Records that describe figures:
┌──
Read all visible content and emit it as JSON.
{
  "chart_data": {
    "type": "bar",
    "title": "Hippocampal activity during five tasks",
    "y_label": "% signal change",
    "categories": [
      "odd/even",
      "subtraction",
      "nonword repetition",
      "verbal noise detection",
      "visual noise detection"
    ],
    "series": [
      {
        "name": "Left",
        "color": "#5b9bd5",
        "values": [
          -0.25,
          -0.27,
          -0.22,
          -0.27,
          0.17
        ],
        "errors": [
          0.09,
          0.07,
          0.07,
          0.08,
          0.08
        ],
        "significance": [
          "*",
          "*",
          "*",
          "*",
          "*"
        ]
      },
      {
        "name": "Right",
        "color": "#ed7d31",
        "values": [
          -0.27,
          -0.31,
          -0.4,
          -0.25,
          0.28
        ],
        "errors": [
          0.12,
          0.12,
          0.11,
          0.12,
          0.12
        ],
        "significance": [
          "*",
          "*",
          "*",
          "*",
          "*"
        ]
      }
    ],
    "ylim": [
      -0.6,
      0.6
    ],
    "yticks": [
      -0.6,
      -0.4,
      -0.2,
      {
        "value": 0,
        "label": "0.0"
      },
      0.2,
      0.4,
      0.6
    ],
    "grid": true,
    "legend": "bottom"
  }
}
└──
Goal: Among the lines of the data above, determine how many contain the word "detection". Report the number alone.

Response: 2